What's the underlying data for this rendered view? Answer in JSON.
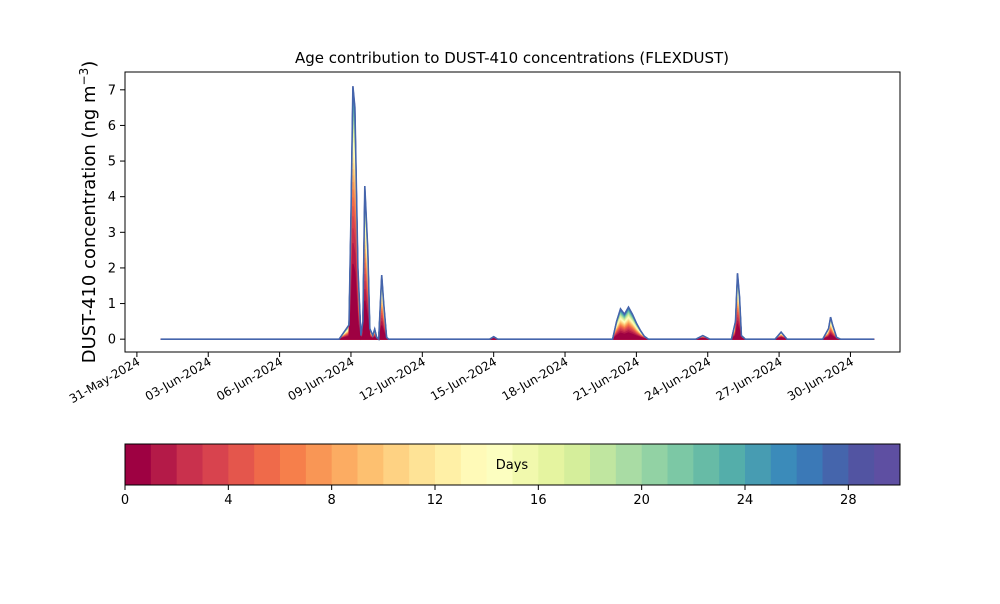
{
  "chart_data": [
    {
      "type": "area",
      "title": "Age contribution to DUST-410 concentrations (FLEXDUST)",
      "ylabel_main": "DUST-410 concentration (ng m",
      "ylabel_sup": "−3",
      "ylabel_close": ")",
      "xlabel": "",
      "stacked": true,
      "xlim": [
        "2024-05-30T12:00",
        "2024-07-02T02:00"
      ],
      "ylim": [
        -0.36,
        7.5
      ],
      "x_ticks": [
        "31-May-2024",
        "03-Jun-2024",
        "06-Jun-2024",
        "09-Jun-2024",
        "12-Jun-2024",
        "15-Jun-2024",
        "18-Jun-2024",
        "21-Jun-2024",
        "24-Jun-2024",
        "27-Jun-2024",
        "30-Jun-2024"
      ],
      "x_tick_dates": [
        "2024-05-31",
        "2024-06-03",
        "2024-06-06",
        "2024-06-09",
        "2024-06-12",
        "2024-06-15",
        "2024-06-18",
        "2024-06-21",
        "2024-06-24",
        "2024-06-27",
        "2024-06-30"
      ],
      "y_ticks": [
        "0",
        "1",
        "2",
        "3",
        "4",
        "5",
        "6",
        "7"
      ],
      "y_tick_values": [
        0,
        1,
        2,
        3,
        4,
        5,
        6,
        7
      ],
      "grid": false,
      "data_start": "2024-06-01T00:00",
      "data_end": "2024-07-01T00:00",
      "total_series": {
        "x": [
          "2024-06-01T00:00",
          "2024-06-08T12:00",
          "2024-06-08T22:00",
          "2024-06-09T00:00",
          "2024-06-09T02:00",
          "2024-06-09T04:00",
          "2024-06-09T07:00",
          "2024-06-09T10:00",
          "2024-06-09T12:00",
          "2024-06-09T14:00",
          "2024-06-09T17:00",
          "2024-06-09T19:00",
          "2024-06-09T22:00",
          "2024-06-10T00:00",
          "2024-06-10T02:00",
          "2024-06-10T04:00",
          "2024-06-10T06:00",
          "2024-06-10T07:00",
          "2024-06-10T09:00",
          "2024-06-10T12:00",
          "2024-06-10T14:00",
          "2024-06-10T17:00",
          "2024-06-11T00:00",
          "2024-06-14T20:00",
          "2024-06-15T00:00",
          "2024-06-15T04:00",
          "2024-06-20T00:00",
          "2024-06-20T04:00",
          "2024-06-20T08:00",
          "2024-06-20T12:00",
          "2024-06-20T16:00",
          "2024-06-20T20:00",
          "2024-06-21T00:00",
          "2024-06-21T04:00",
          "2024-06-21T08:00",
          "2024-06-21T12:00",
          "2024-06-23T12:00",
          "2024-06-23T19:00",
          "2024-06-24T02:00",
          "2024-06-25T00:00",
          "2024-06-25T04:00",
          "2024-06-25T06:00",
          "2024-06-25T08:00",
          "2024-06-25T10:00",
          "2024-06-25T14:00",
          "2024-06-26T20:00",
          "2024-06-27T02:00",
          "2024-06-27T08:00",
          "2024-06-28T20:00",
          "2024-06-29T02:00",
          "2024-06-29T04:00",
          "2024-06-29T06:00",
          "2024-06-29T10:00",
          "2024-06-29T14:00",
          "2024-07-01T00:00"
        ],
        "y": [
          0,
          0,
          0.4,
          3.5,
          7.1,
          6.5,
          2.0,
          0.1,
          0.5,
          4.3,
          2.5,
          0.3,
          0.1,
          0.28,
          0.05,
          0.0,
          1.2,
          1.8,
          1.0,
          0.05,
          0,
          0,
          0,
          0,
          0.07,
          0,
          0,
          0.5,
          0.85,
          0.7,
          0.9,
          0.7,
          0.45,
          0.25,
          0.08,
          0,
          0,
          0.1,
          0,
          0,
          0.5,
          1.85,
          1.2,
          0.1,
          0,
          0,
          0.2,
          0,
          0,
          0.3,
          0.62,
          0.4,
          0.05,
          0,
          0
        ]
      },
      "age_bins_days": 30,
      "colorbar": {
        "label": "Days",
        "ticks": [
          "0",
          "4",
          "8",
          "12",
          "16",
          "20",
          "24",
          "28"
        ],
        "tick_values": [
          0,
          4,
          8,
          12,
          16,
          20,
          24,
          28
        ],
        "range": [
          0,
          30
        ],
        "colors": [
          "#9e0142",
          "#b41a48",
          "#c9314d",
          "#d8434e",
          "#e4564c",
          "#ef6a4a",
          "#f67f4b",
          "#f99655",
          "#fcac62",
          "#fdc070",
          "#fed283",
          "#fee396",
          "#fff0a6",
          "#fffab8",
          "#fcfec0",
          "#f1f9ad",
          "#e5f4a0",
          "#d5ee9b",
          "#c0e6a0",
          "#a9dca4",
          "#92d2a4",
          "#7cc8a5",
          "#67bba6",
          "#54aeaa",
          "#479cb2",
          "#3b8bba",
          "#3b79b7",
          "#4565ac",
          "#5254a2",
          "#5e4fa2"
        ]
      }
    }
  ]
}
# # #
◆ GIVEN INSTRUCTION: Word for word, quote the lines above. Omit the pictures.

◆ RESPONSE TO THIS TASK:
What's the underlying data for this rendered view? Answer in JSON.
{
  "chart_data": [
    {
      "type": "area",
      "title": "Age contribution to DUST-410 concentrations (FLEXDUST)",
      "ylabel_main": "DUST-410 concentration (ng m",
      "ylabel_sup": "−3",
      "ylabel_close": ")",
      "xlabel": "",
      "stacked": true,
      "xlim": [
        "2024-05-30T12:00",
        "2024-07-02T02:00"
      ],
      "ylim": [
        -0.36,
        7.5
      ],
      "x_ticks": [
        "31-May-2024",
        "03-Jun-2024",
        "06-Jun-2024",
        "09-Jun-2024",
        "12-Jun-2024",
        "15-Jun-2024",
        "18-Jun-2024",
        "21-Jun-2024",
        "24-Jun-2024",
        "27-Jun-2024",
        "30-Jun-2024"
      ],
      "x_tick_dates": [
        "2024-05-31",
        "2024-06-03",
        "2024-06-06",
        "2024-06-09",
        "2024-06-12",
        "2024-06-15",
        "2024-06-18",
        "2024-06-21",
        "2024-06-24",
        "2024-06-27",
        "2024-06-30"
      ],
      "y_ticks": [
        "0",
        "1",
        "2",
        "3",
        "4",
        "5",
        "6",
        "7"
      ],
      "y_tick_values": [
        0,
        1,
        2,
        3,
        4,
        5,
        6,
        7
      ],
      "grid": false,
      "data_start": "2024-06-01T00:00",
      "data_end": "2024-07-01T00:00",
      "total_series": {
        "x": [
          "2024-06-01T00:00",
          "2024-06-08T12:00",
          "2024-06-08T22:00",
          "2024-06-09T00:00",
          "2024-06-09T02:00",
          "2024-06-09T04:00",
          "2024-06-09T07:00",
          "2024-06-09T10:00",
          "2024-06-09T12:00",
          "2024-06-09T14:00",
          "2024-06-09T17:00",
          "2024-06-09T19:00",
          "2024-06-09T22:00",
          "2024-06-10T00:00",
          "2024-06-10T02:00",
          "2024-06-10T04:00",
          "2024-06-10T06:00",
          "2024-06-10T07:00",
          "2024-06-10T09:00",
          "2024-06-10T12:00",
          "2024-06-10T14:00",
          "2024-06-10T17:00",
          "2024-06-11T00:00",
          "2024-06-14T20:00",
          "2024-06-15T00:00",
          "2024-06-15T04:00",
          "2024-06-20T00:00",
          "2024-06-20T04:00",
          "2024-06-20T08:00",
          "2024-06-20T12:00",
          "2024-06-20T16:00",
          "2024-06-20T20:00",
          "2024-06-21T00:00",
          "2024-06-21T04:00",
          "2024-06-21T08:00",
          "2024-06-21T12:00",
          "2024-06-23T12:00",
          "2024-06-23T19:00",
          "2024-06-24T02:00",
          "2024-06-25T00:00",
          "2024-06-25T04:00",
          "2024-06-25T06:00",
          "2024-06-25T08:00",
          "2024-06-25T10:00",
          "2024-06-25T14:00",
          "2024-06-26T20:00",
          "2024-06-27T02:00",
          "2024-06-27T08:00",
          "2024-06-28T20:00",
          "2024-06-29T02:00",
          "2024-06-29T04:00",
          "2024-06-29T06:00",
          "2024-06-29T10:00",
          "2024-06-29T14:00",
          "2024-07-01T00:00"
        ],
        "y": [
          0,
          0,
          0.4,
          3.5,
          7.1,
          6.5,
          2.0,
          0.1,
          0.5,
          4.3,
          2.5,
          0.3,
          0.1,
          0.28,
          0.05,
          0.0,
          1.2,
          1.8,
          1.0,
          0.05,
          0,
          0,
          0,
          0,
          0.07,
          0,
          0,
          0.5,
          0.85,
          0.7,
          0.9,
          0.7,
          0.45,
          0.25,
          0.08,
          0,
          0,
          0.1,
          0,
          0,
          0.5,
          1.85,
          1.2,
          0.1,
          0,
          0,
          0.2,
          0,
          0,
          0.3,
          0.62,
          0.4,
          0.05,
          0,
          0
        ]
      },
      "age_bins_days": 30,
      "colorbar": {
        "label": "Days",
        "ticks": [
          "0",
          "4",
          "8",
          "12",
          "16",
          "20",
          "24",
          "28"
        ],
        "tick_values": [
          0,
          4,
          8,
          12,
          16,
          20,
          24,
          28
        ],
        "range": [
          0,
          30
        ],
        "colors": [
          "#9e0142",
          "#b41a48",
          "#c9314d",
          "#d8434e",
          "#e4564c",
          "#ef6a4a",
          "#f67f4b",
          "#f99655",
          "#fcac62",
          "#fdc070",
          "#fed283",
          "#fee396",
          "#fff0a6",
          "#fffab8",
          "#fcfec0",
          "#f1f9ad",
          "#e5f4a0",
          "#d5ee9b",
          "#c0e6a0",
          "#a9dca4",
          "#92d2a4",
          "#7cc8a5",
          "#67bba6",
          "#54aeaa",
          "#479cb2",
          "#3b8bba",
          "#3b79b7",
          "#4565ac",
          "#5254a2",
          "#5e4fa2"
        ]
      }
    }
  ]
}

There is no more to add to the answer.